*Given instruction*: Repeat all the material exactly; pictures stay out of your copy.

* start Dataset records *

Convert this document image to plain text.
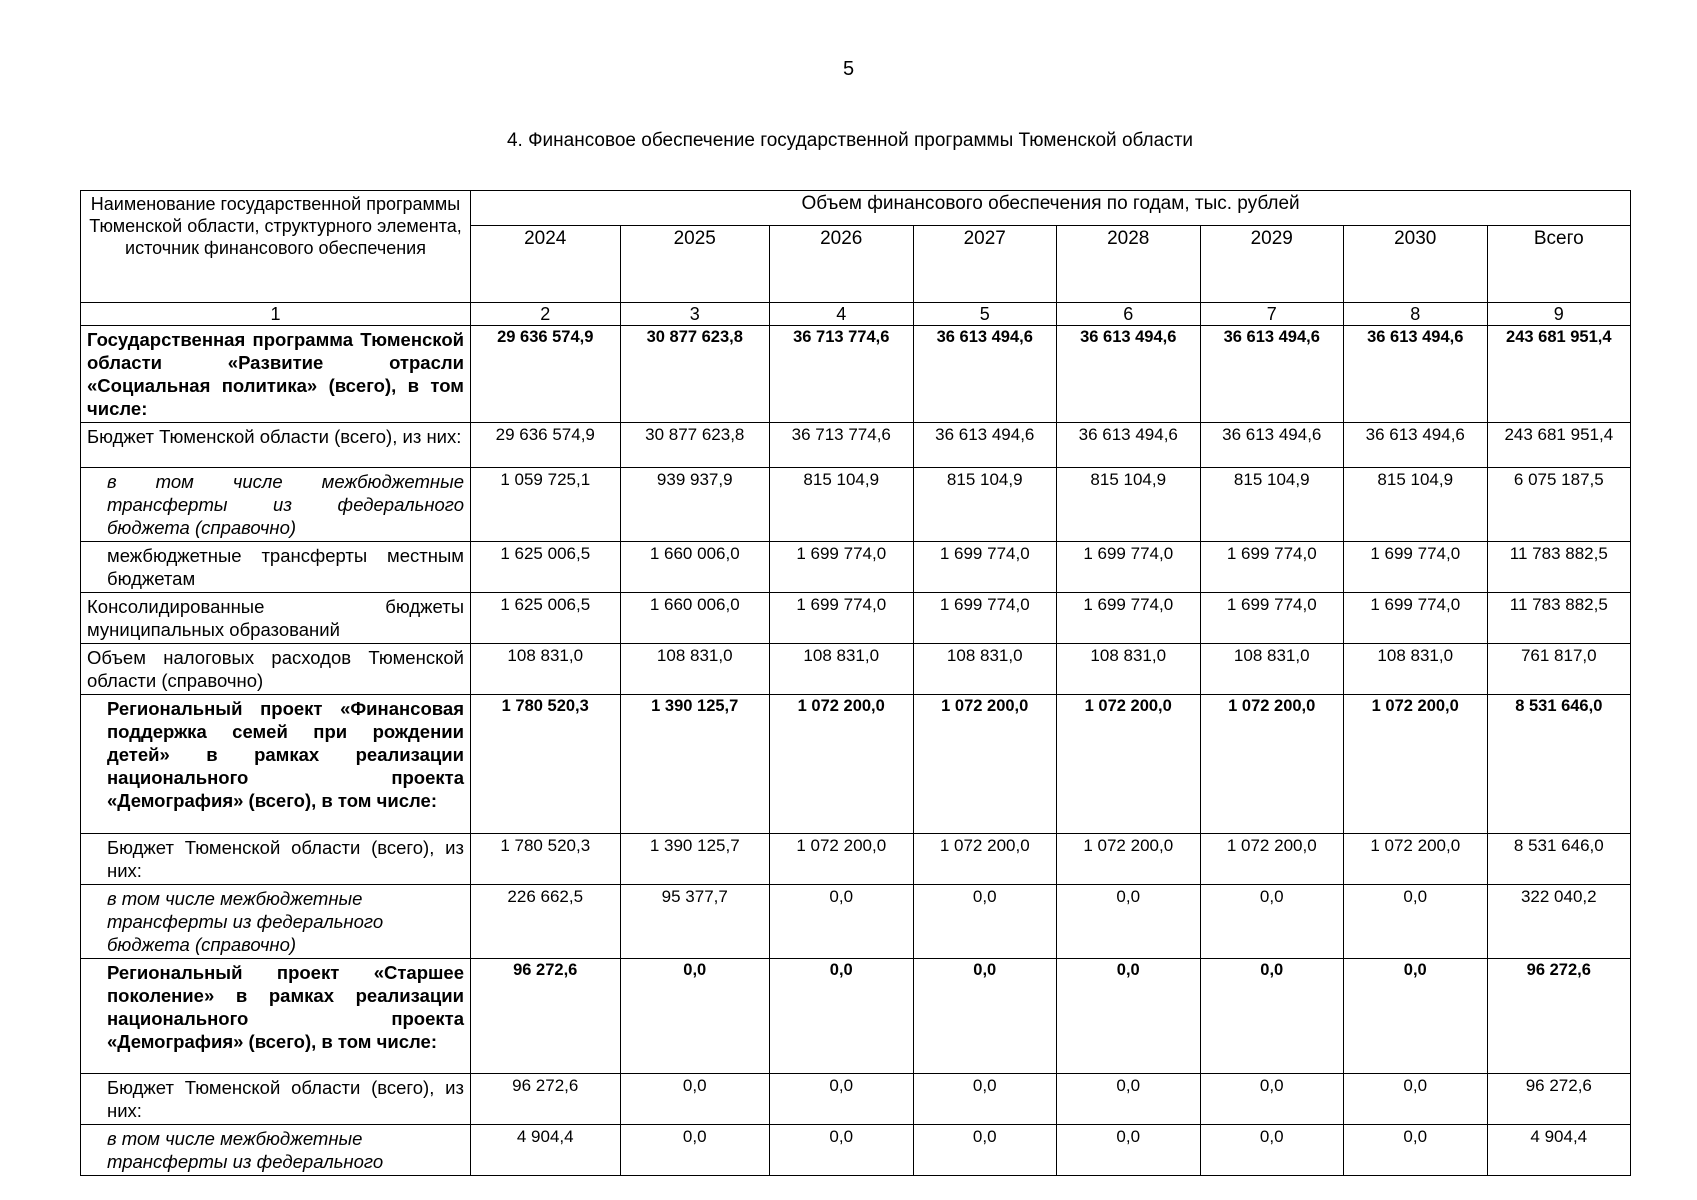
5
4. Финансовое обеспечение государственной программы Тюменской области
Наименование государственной программы Тюменской области, структурного элемента, источник финансового обеспечения	Объем финансового обеспечения по годам, тыс. рублей							
	2024	2025	2026	2027	2028	2029	2030	Всего
1	2	3	4	5	6	7	8	9
Государственная программа Тюменской области «Развитие отрасли «Социальная политика» (всего), в том числе:	29 636 574,9	30 877 623,8	36 713 774,6	36 613 494,6	36 613 494,6	36 613 494,6	36 613 494,6	243 681 951,4
Бюджет Тюменской области (всего), из них:	29 636 574,9	30 877 623,8	36 713 774,6	36 613 494,6	36 613 494,6	36 613 494,6	36 613 494,6	243 681 951,4
в том числе межбюджетные трансферты из федерального бюджета (справочно)	1 059 725,1	939 937,9	815 104,9	815 104,9	815 104,9	815 104,9	815 104,9	6 075 187,5
межбюджетные трансферты местным бюджетам	1 625 006,5	1 660 006,0	1 699 774,0	1 699 774,0	1 699 774,0	1 699 774,0	1 699 774,0	11 783 882,5
Консолидированные бюджеты муниципальных образований	1 625 006,5	1 660 006,0	1 699 774,0	1 699 774,0	1 699 774,0	1 699 774,0	1 699 774,0	11 783 882,5
Объем налоговых расходов Тюменской области (справочно)	108 831,0	108 831,0	108 831,0	108 831,0	108 831,0	108 831,0	108 831,0	761 817,0
Региональный проект «Финансовая поддержка семей при рождении детей» в рамках реализации национального проекта «Демография» (всего), в том числе:	1 780 520,3	1 390 125,7	1 072 200,0	1 072 200,0	1 072 200,0	1 072 200,0	1 072 200,0	8 531 646,0
Бюджет Тюменской области (всего), из них:	1 780 520,3	1 390 125,7	1 072 200,0	1 072 200,0	1 072 200,0	1 072 200,0	1 072 200,0	8 531 646,0
в том числе межбюджетные трансферты из федерального бюджета (справочно)	226 662,5	95 377,7	0,0	0,0	0,0	0,0	0,0	322 040,2
Региональный проект «Старшее поколение» в рамках реализации национального проекта «Демография» (всего), в том числе:	96 272,6	0,0	0,0	0,0	0,0	0,0	0,0	96 272,6
Бюджет Тюменской области (всего), из них:	96 272,6	0,0	0,0	0,0	0,0	0,0	0,0	96 272,6
в том числе межбюджетные трансферты из федерального	4 904,4	0,0	0,0	0,0	0,0	0,0	0,0	4 904,4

* end Dataset records *

*Full solution*:
Convert this document image to plain text.
5
4. Финансовое обеспечение государственной программы Тюменской области
Наименование государственной программы Тюменской области, структурного элемента, источник финансового обеспечения	Объем финансового обеспечения по годам, тыс. рублей							
	2024	2025	2026	2027	2028	2029	2030	Всего
1	2	3	4	5	6	7	8	9
Государственная программа Тюменской области «Развитие отрасли «Социальная политика» (всего), в том числе:	29 636 574,9	30 877 623,8	36 713 774,6	36 613 494,6	36 613 494,6	36 613 494,6	36 613 494,6	243 681 951,4
Бюджет Тюменской области (всего), из них:	29 636 574,9	30 877 623,8	36 713 774,6	36 613 494,6	36 613 494,6	36 613 494,6	36 613 494,6	243 681 951,4
в том числе межбюджетные трансферты из федерального бюджета (справочно)	1 059 725,1	939 937,9	815 104,9	815 104,9	815 104,9	815 104,9	815 104,9	6 075 187,5
межбюджетные трансферты местным бюджетам	1 625 006,5	1 660 006,0	1 699 774,0	1 699 774,0	1 699 774,0	1 699 774,0	1 699 774,0	11 783 882,5
Консолидированные бюджеты муниципальных образований	1 625 006,5	1 660 006,0	1 699 774,0	1 699 774,0	1 699 774,0	1 699 774,0	1 699 774,0	11 783 882,5
Объем налоговых расходов Тюменской области (справочно)	108 831,0	108 831,0	108 831,0	108 831,0	108 831,0	108 831,0	108 831,0	761 817,0
Региональный проект «Финансовая поддержка семей при рождении детей» в рамках реализации национального проекта «Демография» (всего), в том числе:	1 780 520,3	1 390 125,7	1 072 200,0	1 072 200,0	1 072 200,0	1 072 200,0	1 072 200,0	8 531 646,0
Бюджет Тюменской области (всего), из них:	1 780 520,3	1 390 125,7	1 072 200,0	1 072 200,0	1 072 200,0	1 072 200,0	1 072 200,0	8 531 646,0
в том числе межбюджетные трансферты из федерального бюджета (справочно)	226 662,5	95 377,7	0,0	0,0	0,0	0,0	0,0	322 040,2
Региональный проект «Старшее поколение» в рамках реализации национального проекта «Демография» (всего), в том числе:	96 272,6	0,0	0,0	0,0	0,0	0,0	0,0	96 272,6
Бюджет Тюменской области (всего), из них:	96 272,6	0,0	0,0	0,0	0,0	0,0	0,0	96 272,6
в том числе межбюджетные трансферты из федерального	4 904,4	0,0	0,0	0,0	0,0	0,0	0,0	4 904,4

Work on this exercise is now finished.